── Given entries

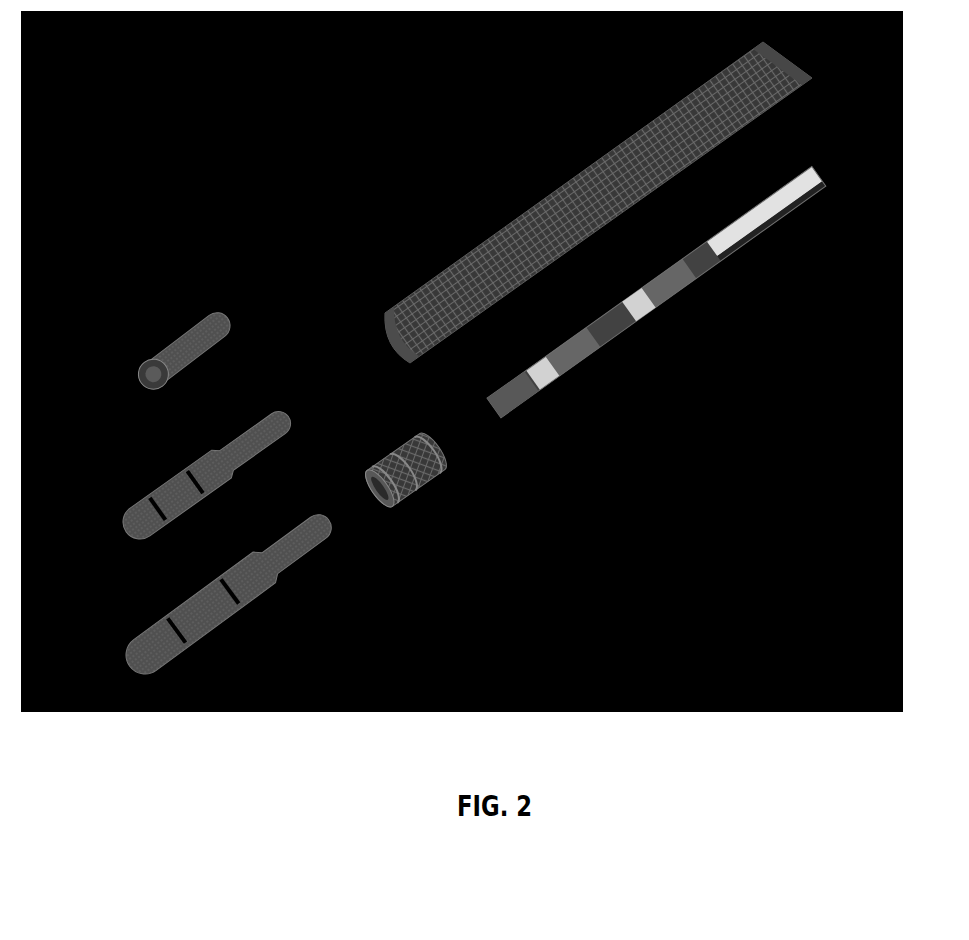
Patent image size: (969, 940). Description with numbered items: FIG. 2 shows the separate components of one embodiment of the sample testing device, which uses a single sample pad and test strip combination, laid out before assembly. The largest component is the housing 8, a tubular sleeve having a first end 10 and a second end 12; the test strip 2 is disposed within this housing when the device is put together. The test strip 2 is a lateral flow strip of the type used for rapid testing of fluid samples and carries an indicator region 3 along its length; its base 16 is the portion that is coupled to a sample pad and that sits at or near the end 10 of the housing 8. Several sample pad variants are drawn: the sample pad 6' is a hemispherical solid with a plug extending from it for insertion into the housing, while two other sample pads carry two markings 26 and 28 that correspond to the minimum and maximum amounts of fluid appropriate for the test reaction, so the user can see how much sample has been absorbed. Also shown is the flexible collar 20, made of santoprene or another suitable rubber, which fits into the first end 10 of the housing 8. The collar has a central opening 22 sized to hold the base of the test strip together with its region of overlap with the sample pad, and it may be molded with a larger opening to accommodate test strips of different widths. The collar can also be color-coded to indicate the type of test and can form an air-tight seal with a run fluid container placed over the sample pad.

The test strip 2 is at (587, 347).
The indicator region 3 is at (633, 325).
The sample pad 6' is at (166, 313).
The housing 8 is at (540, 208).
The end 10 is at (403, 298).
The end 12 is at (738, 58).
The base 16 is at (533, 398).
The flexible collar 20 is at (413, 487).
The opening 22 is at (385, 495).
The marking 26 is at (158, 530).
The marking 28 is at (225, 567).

────
── Given entries

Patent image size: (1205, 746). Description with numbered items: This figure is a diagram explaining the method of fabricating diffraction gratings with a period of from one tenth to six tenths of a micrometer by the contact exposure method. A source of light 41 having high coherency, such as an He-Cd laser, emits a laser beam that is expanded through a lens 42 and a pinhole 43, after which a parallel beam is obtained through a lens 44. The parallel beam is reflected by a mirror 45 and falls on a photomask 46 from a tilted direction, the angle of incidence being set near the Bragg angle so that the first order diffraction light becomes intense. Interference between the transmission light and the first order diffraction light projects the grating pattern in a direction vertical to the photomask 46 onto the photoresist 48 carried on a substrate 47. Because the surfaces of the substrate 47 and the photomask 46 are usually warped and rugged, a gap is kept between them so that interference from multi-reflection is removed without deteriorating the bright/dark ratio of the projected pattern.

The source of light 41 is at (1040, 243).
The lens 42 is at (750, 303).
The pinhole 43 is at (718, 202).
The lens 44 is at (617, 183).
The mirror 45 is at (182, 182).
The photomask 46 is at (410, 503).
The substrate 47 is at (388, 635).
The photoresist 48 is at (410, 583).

────
── Given entries

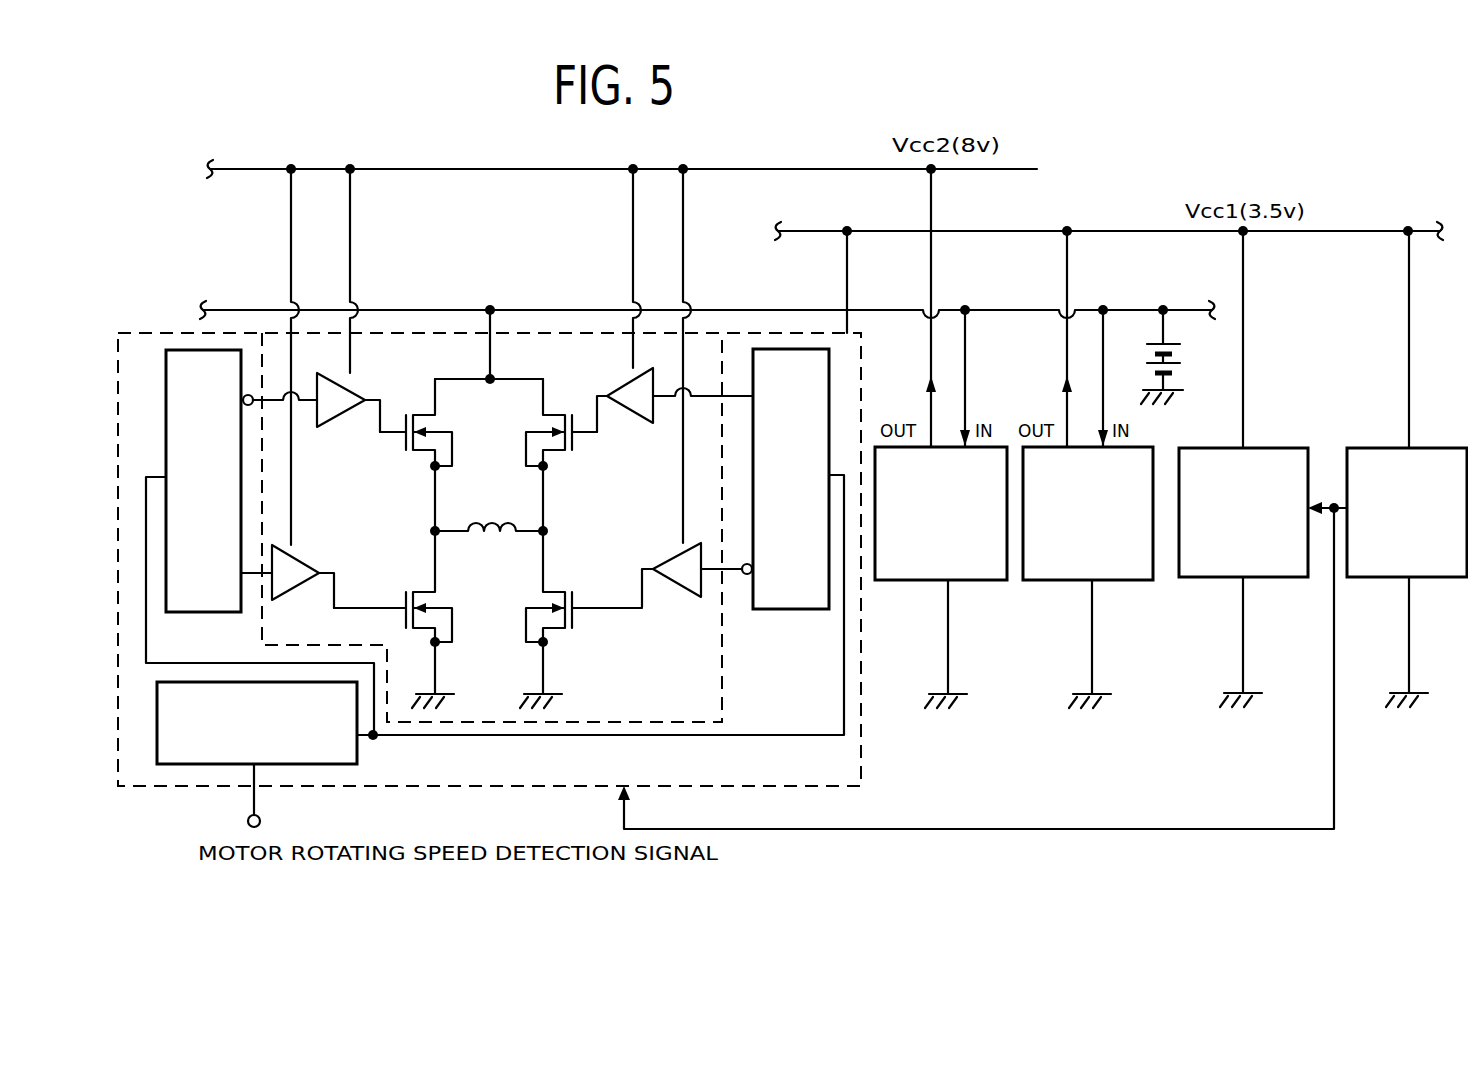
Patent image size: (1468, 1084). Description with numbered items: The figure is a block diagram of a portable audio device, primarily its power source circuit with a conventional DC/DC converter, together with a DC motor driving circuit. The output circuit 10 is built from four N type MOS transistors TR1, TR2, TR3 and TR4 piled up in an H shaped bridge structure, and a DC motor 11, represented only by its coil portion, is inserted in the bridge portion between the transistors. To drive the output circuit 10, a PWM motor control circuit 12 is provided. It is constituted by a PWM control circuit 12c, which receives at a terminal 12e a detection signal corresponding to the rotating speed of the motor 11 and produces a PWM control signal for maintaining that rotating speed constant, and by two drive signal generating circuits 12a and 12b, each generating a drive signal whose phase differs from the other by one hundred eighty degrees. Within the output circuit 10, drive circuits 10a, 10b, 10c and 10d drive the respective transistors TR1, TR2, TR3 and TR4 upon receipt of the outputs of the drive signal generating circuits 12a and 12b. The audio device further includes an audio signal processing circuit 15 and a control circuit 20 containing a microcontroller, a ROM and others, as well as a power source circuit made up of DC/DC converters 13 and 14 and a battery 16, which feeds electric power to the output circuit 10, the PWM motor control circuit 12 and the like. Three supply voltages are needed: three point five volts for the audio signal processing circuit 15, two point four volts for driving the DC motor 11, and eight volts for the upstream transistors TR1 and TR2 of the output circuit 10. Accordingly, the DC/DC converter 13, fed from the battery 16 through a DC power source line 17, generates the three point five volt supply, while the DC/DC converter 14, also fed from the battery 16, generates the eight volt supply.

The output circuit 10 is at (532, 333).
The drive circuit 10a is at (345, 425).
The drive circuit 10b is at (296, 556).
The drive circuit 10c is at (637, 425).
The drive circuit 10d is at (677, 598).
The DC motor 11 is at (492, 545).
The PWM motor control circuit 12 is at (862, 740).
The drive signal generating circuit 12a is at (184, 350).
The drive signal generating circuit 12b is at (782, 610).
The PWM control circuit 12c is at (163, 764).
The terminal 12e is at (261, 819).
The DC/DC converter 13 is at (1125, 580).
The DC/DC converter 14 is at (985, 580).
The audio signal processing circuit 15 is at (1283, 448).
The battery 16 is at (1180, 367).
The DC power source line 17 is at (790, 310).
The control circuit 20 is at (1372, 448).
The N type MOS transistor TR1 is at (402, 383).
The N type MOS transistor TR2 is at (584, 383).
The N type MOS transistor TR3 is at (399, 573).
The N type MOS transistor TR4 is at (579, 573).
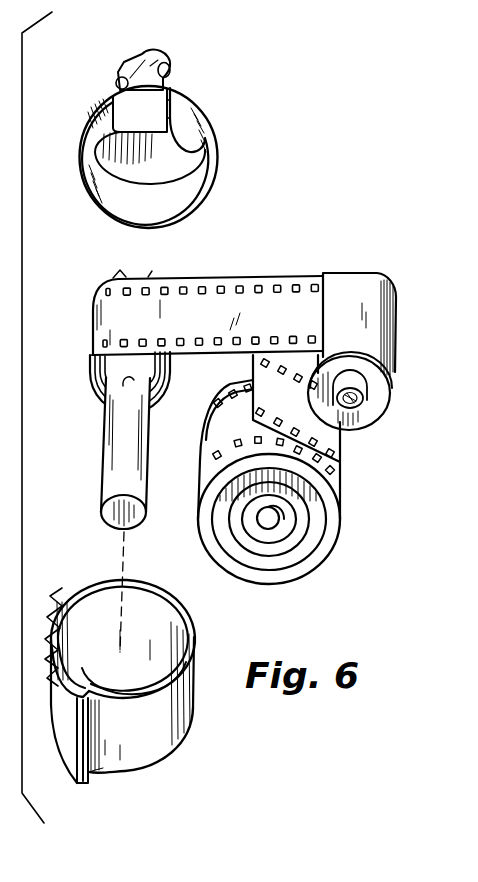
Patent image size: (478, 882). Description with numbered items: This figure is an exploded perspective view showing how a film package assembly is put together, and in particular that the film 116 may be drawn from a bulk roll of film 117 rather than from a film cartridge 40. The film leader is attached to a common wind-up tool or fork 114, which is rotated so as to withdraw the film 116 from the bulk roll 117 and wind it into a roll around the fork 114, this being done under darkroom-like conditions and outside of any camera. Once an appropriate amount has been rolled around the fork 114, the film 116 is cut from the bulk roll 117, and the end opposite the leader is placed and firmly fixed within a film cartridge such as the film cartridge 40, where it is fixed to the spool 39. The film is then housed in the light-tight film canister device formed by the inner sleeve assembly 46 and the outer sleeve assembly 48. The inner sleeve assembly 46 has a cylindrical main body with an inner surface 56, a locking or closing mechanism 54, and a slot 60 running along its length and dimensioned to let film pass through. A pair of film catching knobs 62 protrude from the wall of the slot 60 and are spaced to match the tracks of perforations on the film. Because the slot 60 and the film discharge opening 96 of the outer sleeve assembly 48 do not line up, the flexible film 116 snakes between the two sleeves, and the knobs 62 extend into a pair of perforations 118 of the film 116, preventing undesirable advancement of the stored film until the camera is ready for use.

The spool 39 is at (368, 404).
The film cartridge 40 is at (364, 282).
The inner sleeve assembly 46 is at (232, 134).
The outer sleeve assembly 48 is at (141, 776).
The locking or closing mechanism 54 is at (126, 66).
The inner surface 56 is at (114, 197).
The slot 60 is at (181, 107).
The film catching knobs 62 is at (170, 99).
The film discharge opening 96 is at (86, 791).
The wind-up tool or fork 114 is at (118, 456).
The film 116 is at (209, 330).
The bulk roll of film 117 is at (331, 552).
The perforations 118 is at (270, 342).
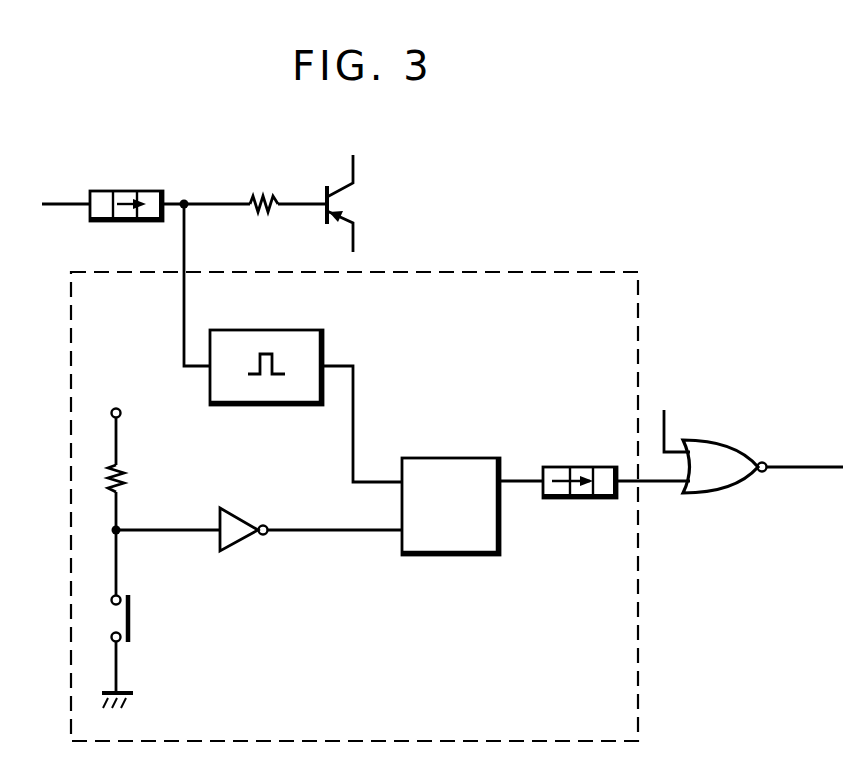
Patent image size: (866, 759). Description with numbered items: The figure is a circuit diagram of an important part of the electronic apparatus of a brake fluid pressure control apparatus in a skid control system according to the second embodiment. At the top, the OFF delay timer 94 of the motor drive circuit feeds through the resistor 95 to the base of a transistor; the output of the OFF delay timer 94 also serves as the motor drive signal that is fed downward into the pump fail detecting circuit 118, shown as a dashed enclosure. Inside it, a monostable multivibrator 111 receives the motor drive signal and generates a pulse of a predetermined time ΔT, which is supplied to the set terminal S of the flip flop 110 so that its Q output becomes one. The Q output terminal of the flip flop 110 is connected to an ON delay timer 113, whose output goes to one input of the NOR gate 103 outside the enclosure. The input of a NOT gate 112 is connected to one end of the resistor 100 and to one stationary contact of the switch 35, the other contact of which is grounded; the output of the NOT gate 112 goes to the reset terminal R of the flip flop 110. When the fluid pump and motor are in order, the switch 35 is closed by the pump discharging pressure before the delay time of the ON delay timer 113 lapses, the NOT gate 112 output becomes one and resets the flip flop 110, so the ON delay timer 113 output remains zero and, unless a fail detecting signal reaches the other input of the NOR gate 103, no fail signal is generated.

────

**What you will do**.
Rewrite the material from the line with "Patent image size: (1205, 746)." to the line with "The photoresist 48 is at (410, 583).", swapping "diffraction gratings" for "optical gratings" and leaving everything else unchanged.

**Correct answer**.
Patent image size: (1205, 746). Description with numbered items: This figure is a diagram explaining the method of fabricating optical gratings with a period of from one tenth to six tenths of a micrometer by the contact exposure method. A source of light 41 having high coherency, such as an He-Cd laser, emits a laser beam that is expanded through a lens 42 and a pinhole 43, after which a parallel beam is obtained through a lens 44. The parallel beam is reflected by a mirror 45 and falls on a photomask 46 from a tilted direction, the angle of incidence being set near the Bragg angle so that the first order diffraction light becomes intense. Interference between the transmission light and the first order diffraction light projects the grating pattern in a direction vertical to the photomask 46 onto the photoresist 48 carried on a substrate 47. Because the surfaces of the substrate 47 and the photomask 46 are usually warped and rugged, a gap is kept between them so that interference from multi-reflection is removed without deteriorating the bright/dark ratio of the projected pattern.

The source of light 41 is at (1040, 243).
The lens 42 is at (750, 303).
The pinhole 43 is at (718, 202).
The lens 44 is at (617, 183).
The mirror 45 is at (182, 182).
The photomask 46 is at (410, 503).
The substrate 47 is at (388, 635).
The photoresist 48 is at (410, 583).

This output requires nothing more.